→ EXERCISE:
Copy out the entries below in full and exactly.
Start of MATERIAL
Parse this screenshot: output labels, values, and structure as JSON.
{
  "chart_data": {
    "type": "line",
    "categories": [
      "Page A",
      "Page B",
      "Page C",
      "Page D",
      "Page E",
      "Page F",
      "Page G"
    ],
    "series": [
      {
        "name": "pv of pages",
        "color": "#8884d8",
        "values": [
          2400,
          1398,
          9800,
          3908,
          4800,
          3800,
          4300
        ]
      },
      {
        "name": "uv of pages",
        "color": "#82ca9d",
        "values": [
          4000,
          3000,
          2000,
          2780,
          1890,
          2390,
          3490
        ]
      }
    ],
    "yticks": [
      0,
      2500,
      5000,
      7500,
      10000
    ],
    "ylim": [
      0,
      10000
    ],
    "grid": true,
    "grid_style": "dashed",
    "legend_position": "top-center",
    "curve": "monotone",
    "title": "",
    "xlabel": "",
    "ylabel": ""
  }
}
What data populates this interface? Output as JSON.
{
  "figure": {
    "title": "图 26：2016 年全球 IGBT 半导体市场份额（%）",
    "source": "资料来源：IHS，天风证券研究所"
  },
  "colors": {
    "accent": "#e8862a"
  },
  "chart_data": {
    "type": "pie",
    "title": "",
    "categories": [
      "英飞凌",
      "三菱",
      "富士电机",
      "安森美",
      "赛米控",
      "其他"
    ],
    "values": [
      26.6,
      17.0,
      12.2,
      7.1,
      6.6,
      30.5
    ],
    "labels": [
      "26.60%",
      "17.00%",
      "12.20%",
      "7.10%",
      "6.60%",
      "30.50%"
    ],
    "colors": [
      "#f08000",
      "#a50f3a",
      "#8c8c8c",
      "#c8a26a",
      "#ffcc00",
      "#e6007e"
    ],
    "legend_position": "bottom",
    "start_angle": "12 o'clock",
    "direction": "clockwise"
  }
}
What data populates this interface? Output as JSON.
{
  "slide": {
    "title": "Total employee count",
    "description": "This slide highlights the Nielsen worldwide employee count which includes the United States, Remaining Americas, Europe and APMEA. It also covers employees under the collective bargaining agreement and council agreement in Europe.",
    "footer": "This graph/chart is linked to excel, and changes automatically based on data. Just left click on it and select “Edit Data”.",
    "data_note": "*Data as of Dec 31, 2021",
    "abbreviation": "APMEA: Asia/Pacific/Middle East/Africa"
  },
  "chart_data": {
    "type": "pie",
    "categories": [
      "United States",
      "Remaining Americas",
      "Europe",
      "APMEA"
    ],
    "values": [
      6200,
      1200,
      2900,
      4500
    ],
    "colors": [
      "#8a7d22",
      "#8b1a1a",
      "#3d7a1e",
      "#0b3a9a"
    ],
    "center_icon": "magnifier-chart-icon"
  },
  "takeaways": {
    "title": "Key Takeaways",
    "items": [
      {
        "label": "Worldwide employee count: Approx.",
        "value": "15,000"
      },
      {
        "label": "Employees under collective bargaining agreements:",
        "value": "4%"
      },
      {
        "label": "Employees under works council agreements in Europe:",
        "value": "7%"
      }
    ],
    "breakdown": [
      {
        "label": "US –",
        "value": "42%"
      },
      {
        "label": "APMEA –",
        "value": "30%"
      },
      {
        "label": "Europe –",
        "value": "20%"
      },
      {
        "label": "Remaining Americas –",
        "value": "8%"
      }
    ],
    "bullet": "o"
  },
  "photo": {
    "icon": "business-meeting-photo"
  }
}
End of MATERIAL
→ WRITTEN RESPONSE:
Parse this screenshot: output labels, values, and structure as JSON.
{
  "chart_data": {
    "type": "line",
    "categories": [
      "Page A",
      "Page B",
      "Page C",
      "Page D",
      "Page E",
      "Page F",
      "Page G"
    ],
    "series": [
      {
        "name": "pv of pages",
        "color": "#8884d8",
        "values": [
          2400,
          1398,
          9800,
          3908,
          4800,
          3800,
          4300
        ]
      },
      {
        "name": "uv of pages",
        "color": "#82ca9d",
        "values": [
          4000,
          3000,
          2000,
          2780,
          1890,
          2390,
          3490
        ]
      }
    ],
    "yticks": [
      0,
      2500,
      5000,
      7500,
      10000
    ],
    "ylim": [
      0,
      10000
    ],
    "grid": true,
    "grid_style": "dashed",
    "legend_position": "top-center",
    "curve": "monotone",
    "title": "",
    "xlabel": "",
    "ylabel": ""
  }
}
What data populates this interface? Output as JSON.
{
  "figure": {
    "title": "图 26：2016 年全球 IGBT 半导体市场份额（%）",
    "source": "资料来源：IHS，天风证券研究所"
  },
  "colors": {
    "accent": "#e8862a"
  },
  "chart_data": {
    "type": "pie",
    "title": "",
    "categories": [
      "英飞凌",
      "三菱",
      "富士电机",
      "安森美",
      "赛米控",
      "其他"
    ],
    "values": [
      26.6,
      17.0,
      12.2,
      7.1,
      6.6,
      30.5
    ],
    "labels": [
      "26.60%",
      "17.00%",
      "12.20%",
      "7.10%",
      "6.60%",
      "30.50%"
    ],
    "colors": [
      "#f08000",
      "#a50f3a",
      "#8c8c8c",
      "#c8a26a",
      "#ffcc00",
      "#e6007e"
    ],
    "legend_position": "bottom",
    "start_angle": "12 o'clock",
    "direction": "clockwise"
  }
}
What data populates this interface? Output as JSON.
{
  "slide": {
    "title": "Total employee count",
    "description": "This slide highlights the Nielsen worldwide employee count which includes the United States, Remaining Americas, Europe and APMEA. It also covers employees under the collective bargaining agreement and council agreement in Europe.",
    "footer": "This graph/chart is linked to excel, and changes automatically based on data. Just left click on it and select “Edit Data”.",
    "data_note": "*Data as of Dec 31, 2021",
    "abbreviation": "APMEA: Asia/Pacific/Middle East/Africa"
  },
  "chart_data": {
    "type": "pie",
    "categories": [
      "United States",
      "Remaining Americas",
      "Europe",
      "APMEA"
    ],
    "values": [
      6200,
      1200,
      2900,
      4500
    ],
    "colors": [
      "#8a7d22",
      "#8b1a1a",
      "#3d7a1e",
      "#0b3a9a"
    ],
    "center_icon": "magnifier-chart-icon"
  },
  "takeaways": {
    "title": "Key Takeaways",
    "items": [
      {
        "label": "Worldwide employee count: Approx.",
        "value": "15,000"
      },
      {
        "label": "Employees under collective bargaining agreements:",
        "value": "4%"
      },
      {
        "label": "Employees under works council agreements in Europe:",
        "value": "7%"
      }
    ],
    "breakdown": [
      {
        "label": "US –",
        "value": "42%"
      },
      {
        "label": "APMEA –",
        "value": "30%"
      },
      {
        "label": "Europe –",
        "value": "20%"
      },
      {
        "label": "Remaining Americas –",
        "value": "8%"
      }
    ],
    "bullet": "o"
  },
  "photo": {
    "icon": "business-meeting-photo"
  }
}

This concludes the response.